(WHAT YOU WILL DO) Each line of the listing that contains the word "studied" is to be copied.

(EXTRACTED ENTRIES)
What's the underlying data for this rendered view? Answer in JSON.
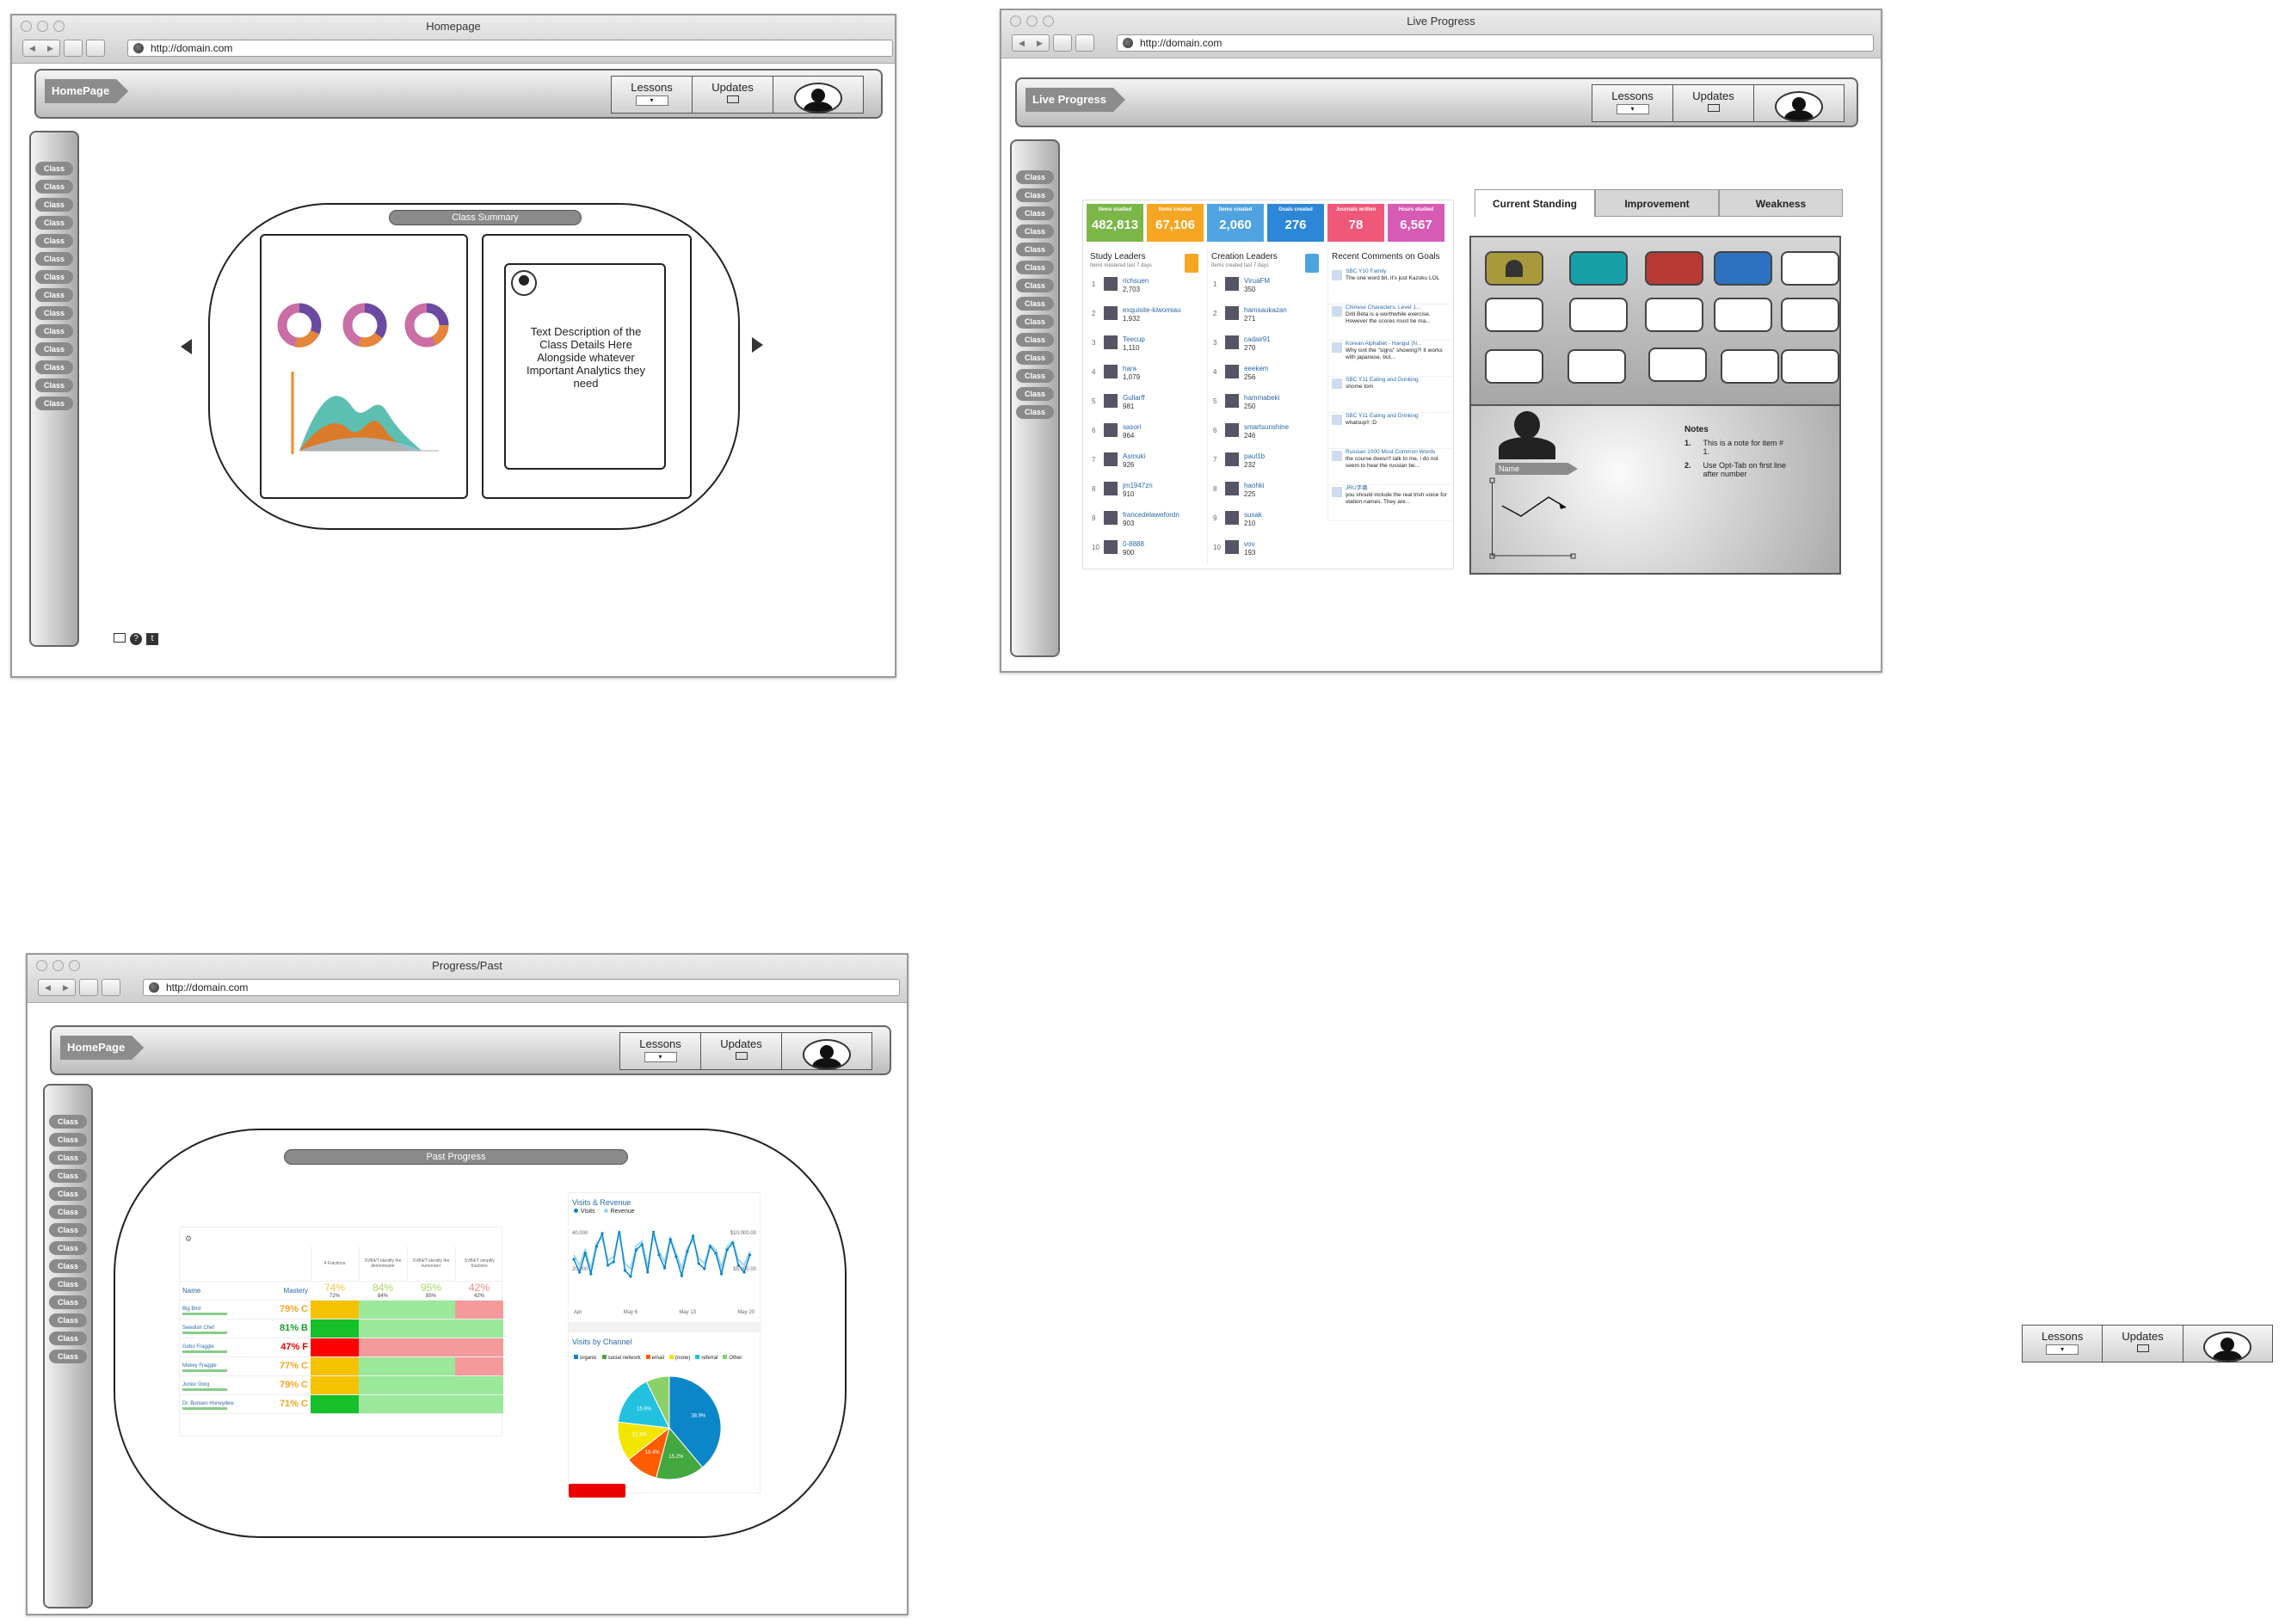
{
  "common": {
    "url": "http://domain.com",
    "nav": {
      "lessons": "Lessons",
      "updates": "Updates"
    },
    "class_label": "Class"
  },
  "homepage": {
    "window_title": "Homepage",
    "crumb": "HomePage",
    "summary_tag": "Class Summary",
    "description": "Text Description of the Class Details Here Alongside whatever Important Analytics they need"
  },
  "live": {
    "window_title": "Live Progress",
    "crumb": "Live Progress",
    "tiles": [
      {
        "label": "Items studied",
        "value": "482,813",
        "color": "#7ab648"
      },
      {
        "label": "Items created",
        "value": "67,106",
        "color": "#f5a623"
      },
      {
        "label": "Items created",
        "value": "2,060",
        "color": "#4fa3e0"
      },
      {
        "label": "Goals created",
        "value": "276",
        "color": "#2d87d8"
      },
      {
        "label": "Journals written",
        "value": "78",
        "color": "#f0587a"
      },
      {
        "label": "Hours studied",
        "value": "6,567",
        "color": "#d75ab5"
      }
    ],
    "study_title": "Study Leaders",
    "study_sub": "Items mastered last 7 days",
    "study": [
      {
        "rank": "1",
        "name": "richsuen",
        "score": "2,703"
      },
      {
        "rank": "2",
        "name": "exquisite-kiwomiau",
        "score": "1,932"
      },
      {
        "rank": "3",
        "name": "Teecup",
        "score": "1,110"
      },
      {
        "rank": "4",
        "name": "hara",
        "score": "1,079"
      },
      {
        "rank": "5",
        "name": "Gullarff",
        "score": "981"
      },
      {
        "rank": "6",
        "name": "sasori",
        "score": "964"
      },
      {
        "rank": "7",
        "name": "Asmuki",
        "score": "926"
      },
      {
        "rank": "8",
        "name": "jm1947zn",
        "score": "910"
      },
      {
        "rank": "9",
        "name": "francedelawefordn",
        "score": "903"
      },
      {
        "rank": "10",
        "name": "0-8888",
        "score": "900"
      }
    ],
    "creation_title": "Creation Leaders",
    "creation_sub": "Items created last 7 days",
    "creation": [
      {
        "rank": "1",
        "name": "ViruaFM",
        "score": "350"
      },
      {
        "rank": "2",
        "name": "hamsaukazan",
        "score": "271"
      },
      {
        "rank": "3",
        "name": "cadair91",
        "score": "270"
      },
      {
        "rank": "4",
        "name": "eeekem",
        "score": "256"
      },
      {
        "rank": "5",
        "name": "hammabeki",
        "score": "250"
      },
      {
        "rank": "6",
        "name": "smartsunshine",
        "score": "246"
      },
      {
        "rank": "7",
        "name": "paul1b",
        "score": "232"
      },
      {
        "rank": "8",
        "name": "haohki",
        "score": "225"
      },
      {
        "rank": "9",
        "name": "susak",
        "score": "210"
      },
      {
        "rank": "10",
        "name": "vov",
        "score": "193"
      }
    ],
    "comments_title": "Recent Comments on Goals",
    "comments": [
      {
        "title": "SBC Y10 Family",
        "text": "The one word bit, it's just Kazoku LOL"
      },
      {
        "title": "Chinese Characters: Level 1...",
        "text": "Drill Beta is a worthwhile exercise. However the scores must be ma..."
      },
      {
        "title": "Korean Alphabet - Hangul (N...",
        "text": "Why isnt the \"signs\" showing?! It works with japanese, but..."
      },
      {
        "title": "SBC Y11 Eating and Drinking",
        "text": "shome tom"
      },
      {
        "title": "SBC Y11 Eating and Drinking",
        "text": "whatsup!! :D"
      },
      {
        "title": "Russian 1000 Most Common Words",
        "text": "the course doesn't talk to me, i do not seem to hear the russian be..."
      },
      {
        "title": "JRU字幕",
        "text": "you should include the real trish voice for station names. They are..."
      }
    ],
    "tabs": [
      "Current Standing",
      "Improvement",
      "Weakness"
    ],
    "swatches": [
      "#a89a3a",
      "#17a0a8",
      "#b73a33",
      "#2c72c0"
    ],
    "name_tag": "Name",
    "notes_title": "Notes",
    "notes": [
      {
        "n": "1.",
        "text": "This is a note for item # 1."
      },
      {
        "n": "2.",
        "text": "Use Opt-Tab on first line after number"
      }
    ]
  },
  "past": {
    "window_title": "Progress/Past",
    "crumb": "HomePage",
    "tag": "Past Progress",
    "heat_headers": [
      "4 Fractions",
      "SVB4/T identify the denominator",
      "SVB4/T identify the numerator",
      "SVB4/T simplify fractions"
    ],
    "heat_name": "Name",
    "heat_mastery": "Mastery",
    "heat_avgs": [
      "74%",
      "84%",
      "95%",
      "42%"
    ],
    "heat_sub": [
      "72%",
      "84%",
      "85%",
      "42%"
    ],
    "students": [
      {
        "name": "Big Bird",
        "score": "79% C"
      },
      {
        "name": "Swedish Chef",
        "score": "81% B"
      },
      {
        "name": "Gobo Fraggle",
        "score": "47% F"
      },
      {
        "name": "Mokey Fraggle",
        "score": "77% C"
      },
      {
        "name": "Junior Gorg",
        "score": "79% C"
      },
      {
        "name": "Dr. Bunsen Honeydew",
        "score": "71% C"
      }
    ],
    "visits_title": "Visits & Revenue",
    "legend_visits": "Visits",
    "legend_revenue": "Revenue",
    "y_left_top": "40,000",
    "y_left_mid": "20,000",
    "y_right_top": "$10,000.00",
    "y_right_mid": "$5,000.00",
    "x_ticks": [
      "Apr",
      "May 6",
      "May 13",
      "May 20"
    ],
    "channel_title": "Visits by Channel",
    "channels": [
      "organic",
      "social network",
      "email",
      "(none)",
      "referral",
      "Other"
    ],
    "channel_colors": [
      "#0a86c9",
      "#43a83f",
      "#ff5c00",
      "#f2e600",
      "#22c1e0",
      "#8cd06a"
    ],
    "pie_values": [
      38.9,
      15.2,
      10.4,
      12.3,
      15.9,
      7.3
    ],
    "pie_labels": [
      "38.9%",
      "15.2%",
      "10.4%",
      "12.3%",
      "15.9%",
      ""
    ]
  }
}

--

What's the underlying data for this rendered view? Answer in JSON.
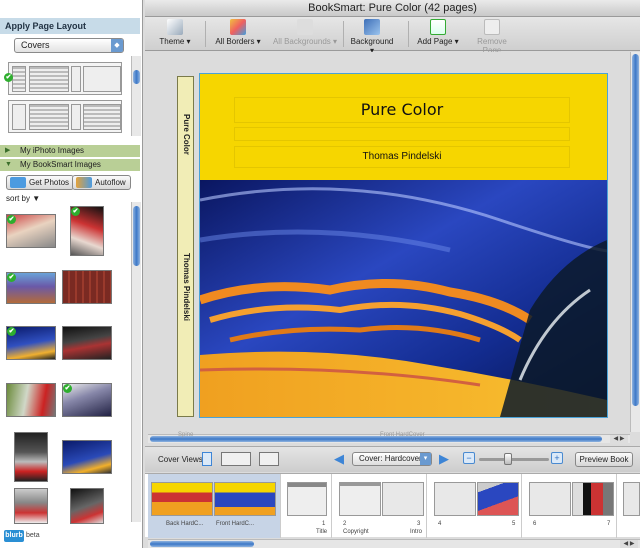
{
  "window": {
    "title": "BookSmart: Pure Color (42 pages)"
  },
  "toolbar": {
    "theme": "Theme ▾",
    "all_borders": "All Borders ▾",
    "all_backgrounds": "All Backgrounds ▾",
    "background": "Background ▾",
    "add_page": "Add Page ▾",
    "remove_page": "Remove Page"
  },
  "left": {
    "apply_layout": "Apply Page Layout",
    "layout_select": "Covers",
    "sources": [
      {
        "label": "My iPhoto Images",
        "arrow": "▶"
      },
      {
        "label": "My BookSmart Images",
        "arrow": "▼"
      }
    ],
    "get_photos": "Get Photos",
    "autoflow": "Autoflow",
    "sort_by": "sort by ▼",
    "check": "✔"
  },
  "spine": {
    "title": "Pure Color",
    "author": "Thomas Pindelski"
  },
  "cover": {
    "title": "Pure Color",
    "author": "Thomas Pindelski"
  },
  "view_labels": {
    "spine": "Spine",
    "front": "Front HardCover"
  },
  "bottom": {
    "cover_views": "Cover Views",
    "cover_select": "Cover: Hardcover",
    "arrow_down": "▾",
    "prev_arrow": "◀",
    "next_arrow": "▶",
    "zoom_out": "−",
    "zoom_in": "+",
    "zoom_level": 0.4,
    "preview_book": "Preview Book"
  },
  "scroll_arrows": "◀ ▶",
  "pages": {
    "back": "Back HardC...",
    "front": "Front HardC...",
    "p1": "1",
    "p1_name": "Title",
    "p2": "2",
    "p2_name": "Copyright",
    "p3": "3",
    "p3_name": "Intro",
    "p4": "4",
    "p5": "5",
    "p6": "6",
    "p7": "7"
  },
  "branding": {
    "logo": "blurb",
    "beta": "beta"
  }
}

(SOLUTION TO THE EXERCISE)
        "label": "Items studied",
        "label": "Hours studied",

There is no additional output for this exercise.